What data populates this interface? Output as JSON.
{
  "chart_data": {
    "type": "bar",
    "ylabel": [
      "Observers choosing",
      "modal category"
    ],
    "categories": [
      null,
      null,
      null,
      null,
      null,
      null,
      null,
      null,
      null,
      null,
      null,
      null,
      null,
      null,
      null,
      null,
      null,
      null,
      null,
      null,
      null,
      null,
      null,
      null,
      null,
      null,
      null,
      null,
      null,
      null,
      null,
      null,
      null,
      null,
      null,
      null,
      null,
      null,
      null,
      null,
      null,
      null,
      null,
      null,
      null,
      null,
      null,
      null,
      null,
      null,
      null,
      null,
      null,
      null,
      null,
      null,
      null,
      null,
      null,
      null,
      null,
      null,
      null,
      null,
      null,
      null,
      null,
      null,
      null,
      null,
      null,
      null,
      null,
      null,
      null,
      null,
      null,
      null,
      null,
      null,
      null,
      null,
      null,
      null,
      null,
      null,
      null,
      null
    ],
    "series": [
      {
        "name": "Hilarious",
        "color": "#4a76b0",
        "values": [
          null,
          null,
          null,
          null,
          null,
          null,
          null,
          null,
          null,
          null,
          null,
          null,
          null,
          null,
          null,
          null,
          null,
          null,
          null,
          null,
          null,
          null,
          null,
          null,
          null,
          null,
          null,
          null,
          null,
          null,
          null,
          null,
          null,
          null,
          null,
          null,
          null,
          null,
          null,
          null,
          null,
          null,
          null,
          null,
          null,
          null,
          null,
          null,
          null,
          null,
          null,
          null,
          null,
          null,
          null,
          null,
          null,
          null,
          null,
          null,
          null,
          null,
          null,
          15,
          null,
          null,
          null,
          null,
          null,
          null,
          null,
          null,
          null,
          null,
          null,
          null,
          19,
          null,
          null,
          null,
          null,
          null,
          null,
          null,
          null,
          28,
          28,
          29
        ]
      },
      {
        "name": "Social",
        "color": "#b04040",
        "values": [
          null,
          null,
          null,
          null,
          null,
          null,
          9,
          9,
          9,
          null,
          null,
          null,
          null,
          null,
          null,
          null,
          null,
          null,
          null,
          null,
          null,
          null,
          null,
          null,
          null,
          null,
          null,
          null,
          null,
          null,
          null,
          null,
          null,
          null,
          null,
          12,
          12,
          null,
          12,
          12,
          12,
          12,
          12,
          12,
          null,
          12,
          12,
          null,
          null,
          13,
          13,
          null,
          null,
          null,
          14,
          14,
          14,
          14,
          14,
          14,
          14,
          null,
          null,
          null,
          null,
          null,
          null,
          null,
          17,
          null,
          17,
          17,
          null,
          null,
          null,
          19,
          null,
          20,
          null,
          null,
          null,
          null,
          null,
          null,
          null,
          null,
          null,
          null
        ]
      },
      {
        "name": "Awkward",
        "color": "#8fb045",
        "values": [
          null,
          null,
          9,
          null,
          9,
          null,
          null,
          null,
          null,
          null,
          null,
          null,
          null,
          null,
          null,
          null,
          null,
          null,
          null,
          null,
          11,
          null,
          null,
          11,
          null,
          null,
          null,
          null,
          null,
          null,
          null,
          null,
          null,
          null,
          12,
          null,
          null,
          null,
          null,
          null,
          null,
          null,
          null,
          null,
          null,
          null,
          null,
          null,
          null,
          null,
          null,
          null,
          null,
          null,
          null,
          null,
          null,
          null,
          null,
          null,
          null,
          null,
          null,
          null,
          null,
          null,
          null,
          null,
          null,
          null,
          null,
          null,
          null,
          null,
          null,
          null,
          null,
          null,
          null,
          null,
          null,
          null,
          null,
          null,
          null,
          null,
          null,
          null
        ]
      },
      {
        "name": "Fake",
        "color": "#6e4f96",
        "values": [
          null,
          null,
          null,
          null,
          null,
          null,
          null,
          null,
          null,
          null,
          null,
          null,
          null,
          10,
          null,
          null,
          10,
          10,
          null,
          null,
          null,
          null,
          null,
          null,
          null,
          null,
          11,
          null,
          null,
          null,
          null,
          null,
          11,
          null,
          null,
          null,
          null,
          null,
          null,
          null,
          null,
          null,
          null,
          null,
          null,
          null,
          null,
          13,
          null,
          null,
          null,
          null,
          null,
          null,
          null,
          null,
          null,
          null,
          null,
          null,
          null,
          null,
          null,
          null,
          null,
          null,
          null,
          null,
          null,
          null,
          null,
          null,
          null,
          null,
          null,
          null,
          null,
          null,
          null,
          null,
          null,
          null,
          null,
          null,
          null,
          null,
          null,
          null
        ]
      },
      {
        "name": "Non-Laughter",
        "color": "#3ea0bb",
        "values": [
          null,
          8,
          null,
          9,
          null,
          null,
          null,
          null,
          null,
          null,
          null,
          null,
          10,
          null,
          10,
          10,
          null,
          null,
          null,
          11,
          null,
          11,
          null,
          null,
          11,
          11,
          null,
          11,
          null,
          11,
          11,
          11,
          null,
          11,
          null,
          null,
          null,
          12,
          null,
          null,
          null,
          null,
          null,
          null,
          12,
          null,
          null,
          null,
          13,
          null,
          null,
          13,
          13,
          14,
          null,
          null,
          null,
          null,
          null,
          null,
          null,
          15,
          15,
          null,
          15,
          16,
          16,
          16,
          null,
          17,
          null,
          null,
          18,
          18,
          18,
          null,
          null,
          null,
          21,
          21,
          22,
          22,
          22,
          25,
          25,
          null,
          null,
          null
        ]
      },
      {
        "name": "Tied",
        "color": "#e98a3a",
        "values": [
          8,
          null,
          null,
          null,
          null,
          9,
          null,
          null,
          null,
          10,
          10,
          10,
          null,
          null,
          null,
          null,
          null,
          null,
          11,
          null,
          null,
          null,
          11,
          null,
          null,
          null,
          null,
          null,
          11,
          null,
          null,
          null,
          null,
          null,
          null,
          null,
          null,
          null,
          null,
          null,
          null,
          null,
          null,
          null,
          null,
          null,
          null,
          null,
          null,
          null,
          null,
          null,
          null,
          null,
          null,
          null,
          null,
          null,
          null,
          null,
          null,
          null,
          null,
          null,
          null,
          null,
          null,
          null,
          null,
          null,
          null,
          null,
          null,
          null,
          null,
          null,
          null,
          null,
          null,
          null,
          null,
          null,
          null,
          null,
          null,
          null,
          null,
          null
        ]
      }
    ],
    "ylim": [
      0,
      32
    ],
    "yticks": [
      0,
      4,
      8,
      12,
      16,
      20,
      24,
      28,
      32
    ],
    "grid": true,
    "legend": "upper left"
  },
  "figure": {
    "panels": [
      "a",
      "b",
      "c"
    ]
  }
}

####

→ What to work on
Work through the records above line by line and count those that hold the string "color". Give only the result.

→ Written solution
6